• _What you are asked to do_
Reproduce all entries word for word.

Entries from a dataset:
--- START ---
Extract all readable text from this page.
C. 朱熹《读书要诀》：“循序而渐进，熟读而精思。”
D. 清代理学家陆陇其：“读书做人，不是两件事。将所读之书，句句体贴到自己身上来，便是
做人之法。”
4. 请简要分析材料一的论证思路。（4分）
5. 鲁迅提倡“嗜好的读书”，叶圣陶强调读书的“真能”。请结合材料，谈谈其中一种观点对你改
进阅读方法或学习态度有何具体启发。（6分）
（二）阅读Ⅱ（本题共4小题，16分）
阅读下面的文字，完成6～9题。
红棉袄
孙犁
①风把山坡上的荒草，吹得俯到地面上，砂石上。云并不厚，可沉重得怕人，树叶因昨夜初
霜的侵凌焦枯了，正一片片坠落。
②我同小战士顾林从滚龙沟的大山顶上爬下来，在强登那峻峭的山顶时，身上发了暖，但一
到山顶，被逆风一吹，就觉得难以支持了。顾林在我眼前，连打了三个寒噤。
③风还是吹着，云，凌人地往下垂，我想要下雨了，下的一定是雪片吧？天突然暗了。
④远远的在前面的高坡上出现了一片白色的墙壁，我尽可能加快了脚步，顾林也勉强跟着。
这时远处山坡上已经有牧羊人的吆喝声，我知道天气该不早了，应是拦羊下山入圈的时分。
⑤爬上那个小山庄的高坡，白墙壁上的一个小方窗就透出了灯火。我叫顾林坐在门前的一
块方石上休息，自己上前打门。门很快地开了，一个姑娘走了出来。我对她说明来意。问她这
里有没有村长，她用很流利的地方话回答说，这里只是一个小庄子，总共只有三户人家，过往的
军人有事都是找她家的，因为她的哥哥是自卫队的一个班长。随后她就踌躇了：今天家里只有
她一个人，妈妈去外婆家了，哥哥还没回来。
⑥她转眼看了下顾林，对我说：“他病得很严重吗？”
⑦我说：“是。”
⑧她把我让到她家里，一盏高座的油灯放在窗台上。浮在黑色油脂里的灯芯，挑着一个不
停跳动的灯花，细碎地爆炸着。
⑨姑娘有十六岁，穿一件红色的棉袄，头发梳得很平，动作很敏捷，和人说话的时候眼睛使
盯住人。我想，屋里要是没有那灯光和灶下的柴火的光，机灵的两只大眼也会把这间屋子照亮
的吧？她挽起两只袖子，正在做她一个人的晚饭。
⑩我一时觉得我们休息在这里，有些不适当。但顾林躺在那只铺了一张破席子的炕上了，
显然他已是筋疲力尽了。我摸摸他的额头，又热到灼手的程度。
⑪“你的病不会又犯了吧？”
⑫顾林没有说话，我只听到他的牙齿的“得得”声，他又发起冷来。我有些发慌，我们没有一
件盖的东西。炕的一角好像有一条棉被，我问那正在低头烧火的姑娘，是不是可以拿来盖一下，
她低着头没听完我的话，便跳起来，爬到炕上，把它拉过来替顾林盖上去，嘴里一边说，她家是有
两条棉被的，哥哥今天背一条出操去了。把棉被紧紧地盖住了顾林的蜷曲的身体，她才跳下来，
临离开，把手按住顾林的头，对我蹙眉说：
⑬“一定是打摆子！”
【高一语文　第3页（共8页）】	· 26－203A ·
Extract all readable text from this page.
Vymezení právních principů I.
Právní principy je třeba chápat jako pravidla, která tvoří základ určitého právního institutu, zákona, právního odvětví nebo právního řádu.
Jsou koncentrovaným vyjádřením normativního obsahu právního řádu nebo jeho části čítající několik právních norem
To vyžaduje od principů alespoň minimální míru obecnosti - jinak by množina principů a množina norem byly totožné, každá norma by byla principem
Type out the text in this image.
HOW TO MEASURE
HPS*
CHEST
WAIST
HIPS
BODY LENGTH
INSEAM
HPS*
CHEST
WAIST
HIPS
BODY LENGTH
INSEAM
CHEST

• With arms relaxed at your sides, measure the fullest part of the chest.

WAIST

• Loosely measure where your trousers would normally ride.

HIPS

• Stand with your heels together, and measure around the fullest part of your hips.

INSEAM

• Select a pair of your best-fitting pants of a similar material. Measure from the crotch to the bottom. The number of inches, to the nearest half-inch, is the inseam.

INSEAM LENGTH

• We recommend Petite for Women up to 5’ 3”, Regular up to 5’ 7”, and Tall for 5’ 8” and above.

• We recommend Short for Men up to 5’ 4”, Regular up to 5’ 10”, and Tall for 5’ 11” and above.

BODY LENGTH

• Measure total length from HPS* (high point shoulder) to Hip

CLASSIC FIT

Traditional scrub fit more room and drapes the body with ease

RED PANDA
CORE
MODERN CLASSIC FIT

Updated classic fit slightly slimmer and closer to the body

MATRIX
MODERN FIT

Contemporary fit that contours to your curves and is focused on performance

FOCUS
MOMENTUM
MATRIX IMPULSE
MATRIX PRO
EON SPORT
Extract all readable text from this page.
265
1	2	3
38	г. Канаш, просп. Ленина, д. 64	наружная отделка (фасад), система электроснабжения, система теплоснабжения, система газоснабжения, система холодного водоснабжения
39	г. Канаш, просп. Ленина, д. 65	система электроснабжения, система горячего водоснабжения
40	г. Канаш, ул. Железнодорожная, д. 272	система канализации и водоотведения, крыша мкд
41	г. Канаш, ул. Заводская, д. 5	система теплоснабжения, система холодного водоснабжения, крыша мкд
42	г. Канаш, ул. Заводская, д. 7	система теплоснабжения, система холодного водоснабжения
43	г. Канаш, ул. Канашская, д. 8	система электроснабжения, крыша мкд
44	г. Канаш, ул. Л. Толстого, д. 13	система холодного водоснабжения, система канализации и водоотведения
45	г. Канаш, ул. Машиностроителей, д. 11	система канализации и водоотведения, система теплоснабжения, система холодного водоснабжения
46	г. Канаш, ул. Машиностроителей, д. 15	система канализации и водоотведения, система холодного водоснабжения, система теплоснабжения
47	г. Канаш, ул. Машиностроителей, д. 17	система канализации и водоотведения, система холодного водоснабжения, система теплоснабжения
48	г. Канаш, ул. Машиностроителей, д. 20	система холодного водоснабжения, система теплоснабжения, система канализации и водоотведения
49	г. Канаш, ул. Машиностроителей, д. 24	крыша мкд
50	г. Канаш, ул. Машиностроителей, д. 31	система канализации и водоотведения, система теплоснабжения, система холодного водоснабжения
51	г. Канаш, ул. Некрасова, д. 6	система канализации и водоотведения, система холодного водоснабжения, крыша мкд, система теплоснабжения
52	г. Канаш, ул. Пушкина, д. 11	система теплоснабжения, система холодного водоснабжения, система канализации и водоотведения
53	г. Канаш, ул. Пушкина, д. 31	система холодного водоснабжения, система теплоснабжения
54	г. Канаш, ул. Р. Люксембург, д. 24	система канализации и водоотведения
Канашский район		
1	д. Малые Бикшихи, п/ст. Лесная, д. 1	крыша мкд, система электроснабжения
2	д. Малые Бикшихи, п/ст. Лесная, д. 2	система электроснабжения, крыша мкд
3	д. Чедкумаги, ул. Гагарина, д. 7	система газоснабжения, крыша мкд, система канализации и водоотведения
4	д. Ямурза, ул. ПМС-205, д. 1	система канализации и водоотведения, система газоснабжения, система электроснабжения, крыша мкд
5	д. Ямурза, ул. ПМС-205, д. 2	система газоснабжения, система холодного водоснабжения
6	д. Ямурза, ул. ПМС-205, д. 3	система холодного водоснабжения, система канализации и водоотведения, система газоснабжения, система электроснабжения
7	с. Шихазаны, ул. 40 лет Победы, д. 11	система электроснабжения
--- END ---
• _Response below_
Extract all readable text from this page.
C. 朱熹《读书要诀》：“循序而渐进，熟读而精思。”
D. 清代理学家陆陇其：“读书做人，不是两件事。将所读之书，句句体贴到自己身上来，便是
做人之法。”
4. 请简要分析材料一的论证思路。（4分）
5. 鲁迅提倡“嗜好的读书”，叶圣陶强调读书的“真能”。请结合材料，谈谈其中一种观点对你改
进阅读方法或学习态度有何具体启发。（6分）
（二）阅读Ⅱ（本题共4小题，16分）
阅读下面的文字，完成6～9题。
红棉袄
孙犁
①风把山坡上的荒草，吹得俯到地面上，砂石上。云并不厚，可沉重得怕人，树叶因昨夜初
霜的侵凌焦枯了，正一片片坠落。
②我同小战士顾林从滚龙沟的大山顶上爬下来，在强登那峻峭的山顶时，身上发了暖，但一
到山顶，被逆风一吹，就觉得难以支持了。顾林在我眼前，连打了三个寒噤。
③风还是吹着，云，凌人地往下垂，我想要下雨了，下的一定是雪片吧？天突然暗了。
④远远的在前面的高坡上出现了一片白色的墙壁，我尽可能加快了脚步，顾林也勉强跟着。
这时远处山坡上已经有牧羊人的吆喝声，我知道天气该不早了，应是拦羊下山入圈的时分。
⑤爬上那个小山庄的高坡，白墙壁上的一个小方窗就透出了灯火。我叫顾林坐在门前的一
块方石上休息，自己上前打门。门很快地开了，一个姑娘走了出来。我对她说明来意。问她这
里有没有村长，她用很流利的地方话回答说，这里只是一个小庄子，总共只有三户人家，过往的
军人有事都是找她家的，因为她的哥哥是自卫队的一个班长。随后她就踌躇了：今天家里只有
她一个人，妈妈去外婆家了，哥哥还没回来。
⑥她转眼看了下顾林，对我说：“他病得很严重吗？”
⑦我说：“是。”
⑧她把我让到她家里，一盏高座的油灯放在窗台上。浮在黑色油脂里的灯芯，挑着一个不
停跳动的灯花，细碎地爆炸着。
⑨姑娘有十六岁，穿一件红色的棉袄，头发梳得很平，动作很敏捷，和人说话的时候眼睛使
盯住人。我想，屋里要是没有那灯光和灶下的柴火的光，机灵的两只大眼也会把这间屋子照亮
的吧？她挽起两只袖子，正在做她一个人的晚饭。
⑩我一时觉得我们休息在这里，有些不适当。但顾林躺在那只铺了一张破席子的炕上了，
显然他已是筋疲力尽了。我摸摸他的额头，又热到灼手的程度。
⑪“你的病不会又犯了吧？”
⑫顾林没有说话，我只听到他的牙齿的“得得”声，他又发起冷来。我有些发慌，我们没有一
件盖的东西。炕的一角好像有一条棉被，我问那正在低头烧火的姑娘，是不是可以拿来盖一下，
她低着头没听完我的话，便跳起来，爬到炕上，把它拉过来替顾林盖上去，嘴里一边说，她家是有
两条棉被的，哥哥今天背一条出操去了。把棉被紧紧地盖住了顾林的蜷曲的身体，她才跳下来，
临离开，把手按住顾林的头，对我蹙眉说：
⑬“一定是打摆子！”
【高一语文　第3页（共8页）】	· 26－203A ·
Extract all readable text from this page.
Vymezení právních principů I.
Právní principy je třeba chápat jako pravidla, která tvoří základ určitého právního institutu, zákona, právního odvětví nebo právního řádu.
Jsou koncentrovaným vyjádřením normativního obsahu právního řádu nebo jeho části čítající několik právních norem
To vyžaduje od principů alespoň minimální míru obecnosti - jinak by množina principů a množina norem byly totožné, každá norma by byla principem
Type out the text in this image.
HOW TO MEASURE
HPS*
CHEST
WAIST
HIPS
BODY LENGTH
INSEAM
HPS*
CHEST
WAIST
HIPS
BODY LENGTH
INSEAM
CHEST

• With arms relaxed at your sides, measure the fullest part of the chest.

WAIST

• Loosely measure where your trousers would normally ride.

HIPS

• Stand with your heels together, and measure around the fullest part of your hips.

INSEAM

• Select a pair of your best-fitting pants of a similar material. Measure from the crotch to the bottom. The number of inches, to the nearest half-inch, is the inseam.

INSEAM LENGTH

• We recommend Petite for Women up to 5’ 3”, Regular up to 5’ 7”, and Tall for 5’ 8” and above.

• We recommend Short for Men up to 5’ 4”, Regular up to 5’ 10”, and Tall for 5’ 11” and above.

BODY LENGTH

• Measure total length from HPS* (high point shoulder) to Hip

CLASSIC FIT

Traditional scrub fit more room and drapes the body with ease

RED PANDA
CORE
MODERN CLASSIC FIT

Updated classic fit slightly slimmer and closer to the body

MATRIX
MODERN FIT

Contemporary fit that contours to your curves and is focused on performance

FOCUS
MOMENTUM
MATRIX IMPULSE
MATRIX PRO
EON SPORT
Extract all readable text from this page.
265
1	2	3
38	г. Канаш, просп. Ленина, д. 64	наружная отделка (фасад), система электроснабжения, система теплоснабжения, система газоснабжения, система холодного водоснабжения
39	г. Канаш, просп. Ленина, д. 65	система электроснабжения, система горячего водоснабжения
40	г. Канаш, ул. Железнодорожная, д. 272	система канализации и водоотведения, крыша мкд
41	г. Канаш, ул. Заводская, д. 5	система теплоснабжения, система холодного водоснабжения, крыша мкд
42	г. Канаш, ул. Заводская, д. 7	система теплоснабжения, система холодного водоснабжения
43	г. Канаш, ул. Канашская, д. 8	система электроснабжения, крыша мкд
44	г. Канаш, ул. Л. Толстого, д. 13	система холодного водоснабжения, система канализации и водоотведения
45	г. Канаш, ул. Машиностроителей, д. 11	система канализации и водоотведения, система теплоснабжения, система холодного водоснабжения
46	г. Канаш, ул. Машиностроителей, д. 15	система канализации и водоотведения, система холодного водоснабжения, система теплоснабжения
47	г. Канаш, ул. Машиностроителей, д. 17	система канализации и водоотведения, система холодного водоснабжения, система теплоснабжения
48	г. Канаш, ул. Машиностроителей, д. 20	система холодного водоснабжения, система теплоснабжения, система канализации и водоотведения
49	г. Канаш, ул. Машиностроителей, д. 24	крыша мкд
50	г. Канаш, ул. Машиностроителей, д. 31	система канализации и водоотведения, система теплоснабжения, система холодного водоснабжения
51	г. Канаш, ул. Некрасова, д. 6	система канализации и водоотведения, система холодного водоснабжения, крыша мкд, система теплоснабжения
52	г. Канаш, ул. Пушкина, д. 11	система теплоснабжения, система холодного водоснабжения, система канализации и водоотведения
53	г. Канаш, ул. Пушкина, д. 31	система холодного водоснабжения, система теплоснабжения
54	г. Канаш, ул. Р. Люксембург, д. 24	система канализации и водоотведения
Канашский район		
1	д. Малые Бикшихи, п/ст. Лесная, д. 1	крыша мкд, система электроснабжения
2	д. Малые Бикшихи, п/ст. Лесная, д. 2	система электроснабжения, крыша мкд
3	д. Чедкумаги, ул. Гагарина, д. 7	система газоснабжения, крыша мкд, система канализации и водоотведения
4	д. Ямурза, ул. ПМС-205, д. 1	система канализации и водоотведения, система газоснабжения, система электроснабжения, крыша мкд
5	д. Ямурза, ул. ПМС-205, д. 2	система газоснабжения, система холодного водоснабжения
6	д. Ямурза, ул. ПМС-205, д. 3	система холодного водоснабжения, система канализации и водоотведения, система газоснабжения, система электроснабжения
7	с. Шихазаны, ул. 40 лет Победы, д. 11	система электроснабжения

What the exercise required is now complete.